(Problem description)
Filter the records below for the word "authoring". Copy each line that holds it.

(Exercise data)
┌──

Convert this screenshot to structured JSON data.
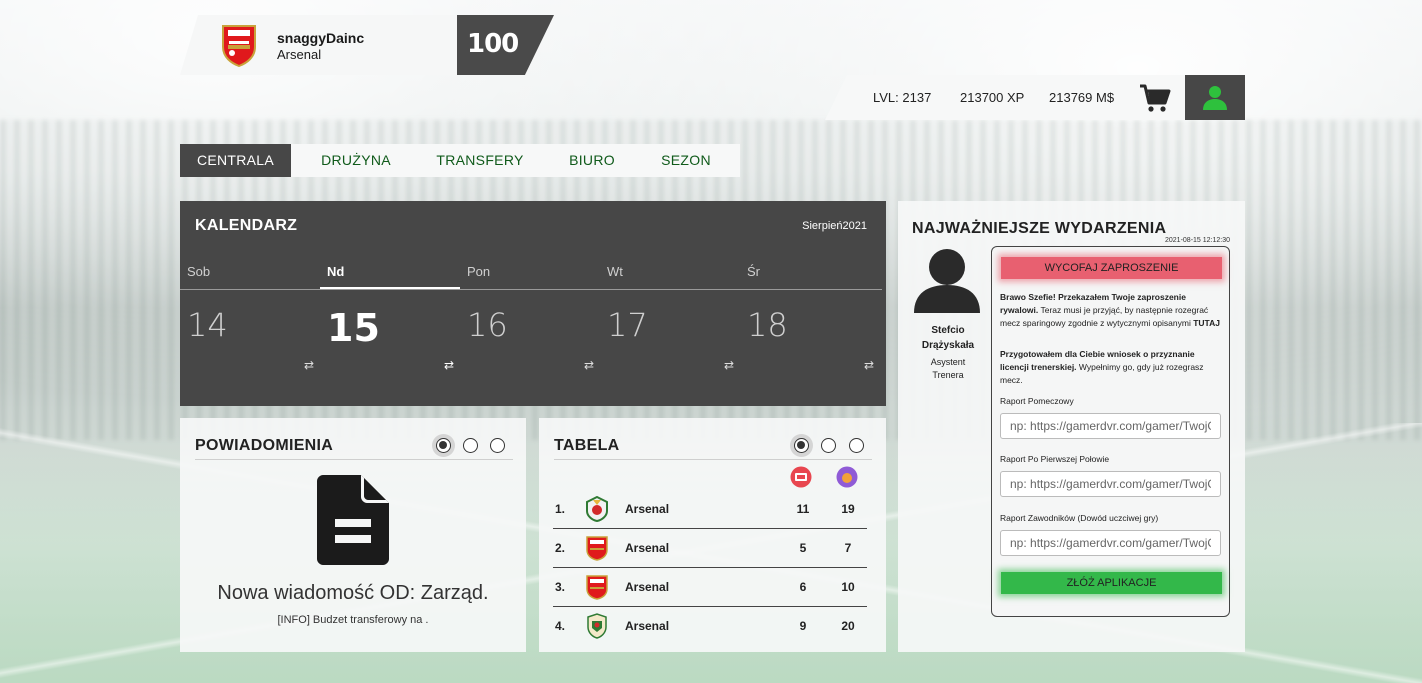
{
  "header": {
    "username": "snaggyDainc",
    "club": "Arsenal",
    "rating": "100",
    "crest_icon": "arsenal-crest-icon"
  },
  "stats": {
    "level": "LVL: 2137",
    "xp": "213700 XP",
    "money": "213769 M$",
    "cart_icon": "cart-icon",
    "profile_icon": "user-icon"
  },
  "nav": {
    "tabs": [
      {
        "label": "CENTRALA",
        "active": true
      },
      {
        "label": "DRUŻYNA",
        "active": false
      },
      {
        "label": "TRANSFERY",
        "active": false
      },
      {
        "label": "BIURO",
        "active": false
      },
      {
        "label": "SEZON",
        "active": false
      }
    ]
  },
  "calendar": {
    "title": "KALENDARZ",
    "month": "Sierpień2021",
    "days": [
      {
        "name": "Sob",
        "num": "14",
        "active": false
      },
      {
        "name": "Nd",
        "num": "15",
        "active": true
      },
      {
        "name": "Pon",
        "num": "16",
        "active": false
      },
      {
        "name": "Wt",
        "num": "17",
        "active": false
      },
      {
        "name": "Śr",
        "num": "18",
        "active": false
      }
    ],
    "swap_icon": "⇄"
  },
  "notifications": {
    "title": "POWIADOMIENIA",
    "message": "Nowa wiadomość OD: Zarząd.",
    "sub": "[INFO] Budzet transferowy na ."
  },
  "table": {
    "title": "TABELA",
    "rows": [
      {
        "pos": "1.",
        "name": "Arsenal",
        "played": "11",
        "points": "19"
      },
      {
        "pos": "2.",
        "name": "Arsenal",
        "played": "5",
        "points": "7"
      },
      {
        "pos": "3.",
        "name": "Arsenal",
        "played": "6",
        "points": "10"
      },
      {
        "pos": "4.",
        "name": "Arsenal",
        "played": "9",
        "points": "20"
      }
    ]
  },
  "events": {
    "title": "NAJWAŻNIEJSZE WYDARZENIA",
    "timestamp": "2021-08-15 12:12:30",
    "assistant_name_1": "Stefcio",
    "assistant_name_2": "Drążyskała",
    "assistant_role_1": "Asystent",
    "assistant_role_2": "Trenera",
    "withdraw_btn": "WYCOFAJ ZAPROSZENIE",
    "msg1_bold": "Brawo Szefie! Przekazałem Twoje zaproszenie rywalowi.",
    "msg1_rest": " Teraz musi je przyjąć, by następnie rozegrać mecz sparingowy zgodnie z wytycznymi opisanymi ",
    "msg1_link": "TUTAJ",
    "msg2_bold": "Przygotowałem dla Ciebie wniosek o przyznanie licencji trenerskiej.",
    "msg2_rest": " Wypełnimy go, gdy już rozegrasz mecz.",
    "label1": "Raport Pomeczowy",
    "label2": "Raport Po Pierwszej Połowie",
    "label3": "Raport Zawodników (Dowód uczciwej gry)",
    "placeholder": "np: https://gamerdvr.com/gamer/TwojGamertag",
    "submit_btn": "ZŁÓŻ APLIKACJE"
  }
}
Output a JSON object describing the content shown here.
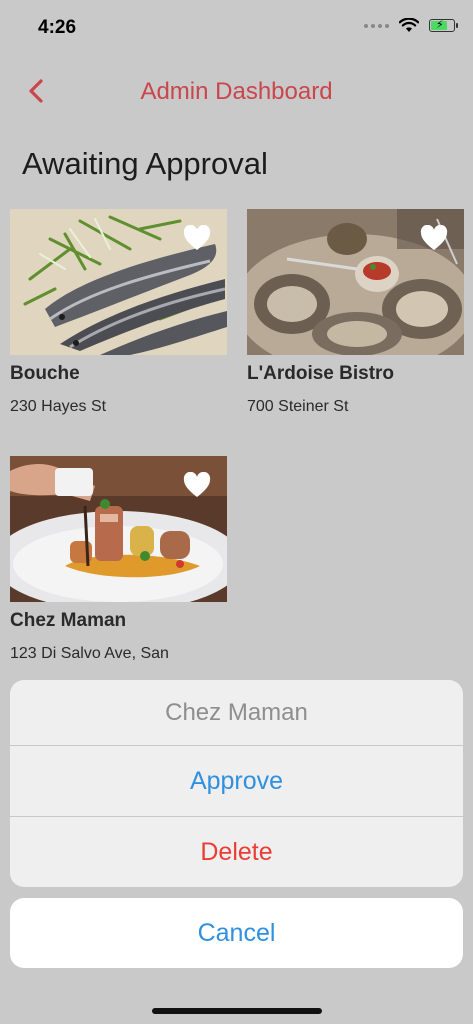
{
  "status_bar": {
    "time": "4:26"
  },
  "nav": {
    "title": "Admin Dashboard"
  },
  "section": {
    "title": "Awaiting Approval"
  },
  "restaurants": [
    {
      "name": "Bouche",
      "address": "230 Hayes St"
    },
    {
      "name": "L'Ardoise Bistro",
      "address": "700 Steiner St"
    },
    {
      "name": "Chez Maman",
      "address": "123 Di Salvo Ave, San"
    }
  ],
  "action_sheet": {
    "title": "Chez Maman",
    "approve_label": "Approve",
    "delete_label": "Delete",
    "cancel_label": "Cancel"
  },
  "colors": {
    "accent": "#c9464c",
    "action_blue": "#2f90e0",
    "destructive": "#ea3d35",
    "background": "#c9c9c9"
  },
  "icons": {
    "back": "chevron-left-icon",
    "favorite": "heart-icon",
    "wifi": "wifi-icon",
    "battery": "battery-icon"
  }
}
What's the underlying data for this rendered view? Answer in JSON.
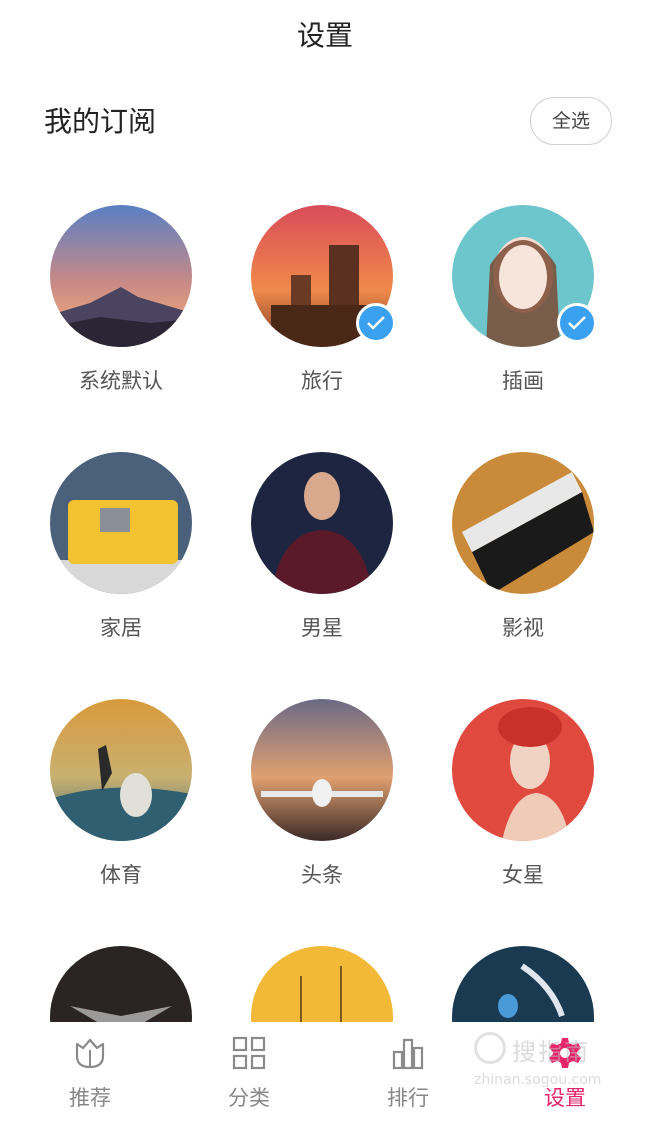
{
  "header": {
    "title": "设置"
  },
  "subscriptions": {
    "title": "我的订阅",
    "select_all_label": "全选",
    "items": [
      {
        "label": "系统默认",
        "checked": false
      },
      {
        "label": "旅行",
        "checked": true
      },
      {
        "label": "插画",
        "checked": true
      },
      {
        "label": "家居",
        "checked": false
      },
      {
        "label": "男星",
        "checked": false
      },
      {
        "label": "影视",
        "checked": false
      },
      {
        "label": "体育",
        "checked": false
      },
      {
        "label": "头条",
        "checked": false
      },
      {
        "label": "女星",
        "checked": false
      }
    ]
  },
  "tabbar": {
    "items": [
      {
        "label": "推荐",
        "icon": "tulip-icon",
        "active": false
      },
      {
        "label": "分类",
        "icon": "grid-icon",
        "active": false
      },
      {
        "label": "排行",
        "icon": "bar-chart-icon",
        "active": false
      },
      {
        "label": "设置",
        "icon": "gear-icon",
        "active": true
      }
    ]
  },
  "watermark": {
    "main": "搜指南",
    "sub": "zhinan.sogou.com"
  },
  "colors": {
    "accent": "#e8246a",
    "check": "#3aa0f0"
  }
}
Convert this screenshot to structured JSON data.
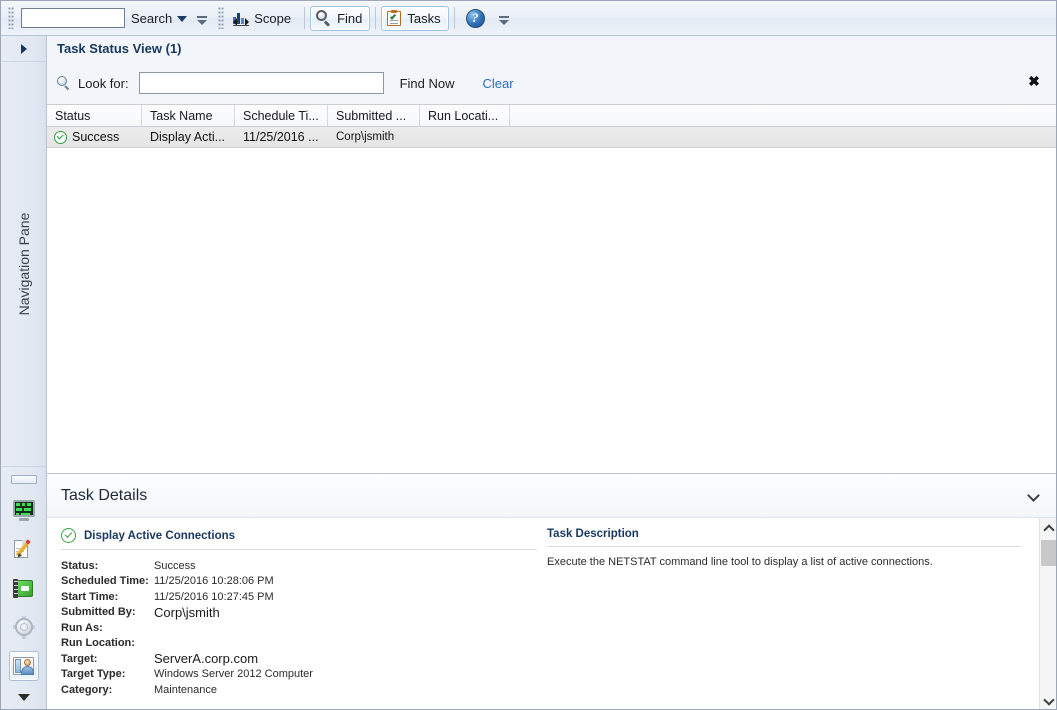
{
  "toolbar": {
    "search_value": "",
    "search_label": "Search",
    "scope_label": "Scope",
    "find_label": "Find",
    "tasks_label": "Tasks",
    "help_glyph": "?",
    "icons": {
      "search_dropdown": "caret-down-icon",
      "scope": "scope-icon",
      "find": "magnifier-icon",
      "tasks": "clipboard-check-icon",
      "help": "help-circle-icon",
      "overflow": "toolbar-overflow-icon"
    }
  },
  "navpane": {
    "title": "Navigation Pane",
    "expand_icon": "chevron-right-icon",
    "items": [
      {
        "name": "monitoring",
        "icon": "monitoring-icon",
        "selected": false
      },
      {
        "name": "authoring",
        "icon": "authoring-pencil-icon",
        "selected": false
      },
      {
        "name": "reporting",
        "icon": "reporting-book-icon",
        "selected": false
      },
      {
        "name": "administration",
        "icon": "gear-icon",
        "selected": false
      },
      {
        "name": "my-workspace",
        "icon": "workspace-person-icon",
        "selected": true
      }
    ],
    "bottom_icon": "configure-buttons-icon"
  },
  "view": {
    "title": "Task Status View (1)"
  },
  "findbar": {
    "search_icon": "magnifier-icon",
    "look_for_label": "Look for:",
    "look_for_value": "",
    "look_for_placeholder": "",
    "find_now_label": "Find Now",
    "clear_label": "Clear",
    "close_glyph": "✖"
  },
  "grid": {
    "columns": [
      {
        "key": "status",
        "label": "Status"
      },
      {
        "key": "task_name",
        "label": "Task Name"
      },
      {
        "key": "schedule_time",
        "label": "Schedule Ti..."
      },
      {
        "key": "submitted_by",
        "label": "Submitted ..."
      },
      {
        "key": "run_location",
        "label": "Run Locati..."
      },
      {
        "key": "rest",
        "label": ""
      }
    ],
    "rows": [
      {
        "status": "Success",
        "status_icon": "success-check-icon",
        "task_name": "Display Acti...",
        "schedule_time": "11/25/2016 ...",
        "submitted_by": "Corp\\jsmith",
        "run_location": "",
        "selected": true
      }
    ]
  },
  "details": {
    "title": "Task Details",
    "collapse_icon": "chevron-down-icon",
    "task": {
      "status_icon": "success-check-icon",
      "name": "Display Active Connections",
      "fields": [
        {
          "label": "Status:",
          "value": "Success",
          "overlay": false
        },
        {
          "label": "Scheduled Time:",
          "value": "11/25/2016 10:28:06 PM",
          "overlay": false
        },
        {
          "label": "Start Time:",
          "value": "11/25/2016 10:27:45 PM",
          "overlay": false
        },
        {
          "label": "Submitted By:",
          "value": "Corp\\jsmith",
          "overlay": true
        },
        {
          "label": "Run As:",
          "value": "",
          "overlay": false
        },
        {
          "label": "Run Location:",
          "value": "",
          "overlay": false
        },
        {
          "label": "Target:",
          "value": "ServerA.corp.com",
          "overlay": true
        },
        {
          "label": "Target Type:",
          "value": "Windows Server 2012 Computer",
          "overlay": false
        },
        {
          "label": "Category:",
          "value": "Maintenance",
          "overlay": false
        }
      ]
    },
    "description": {
      "title": "Task Description",
      "text": "Execute the NETSTAT command line tool to display a list of active connections."
    },
    "scrollbar": {
      "up_icon": "scroll-up-icon",
      "down_icon": "scroll-down-icon"
    }
  },
  "colors": {
    "accent_blue": "#17375e",
    "link_blue": "#2a6ebb",
    "success_green": "#2f9e41",
    "chrome": "#e7ecf4"
  }
}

└──

(Written solution)
        "name": "authoring",
        "icon": "authoring-pencil-icon",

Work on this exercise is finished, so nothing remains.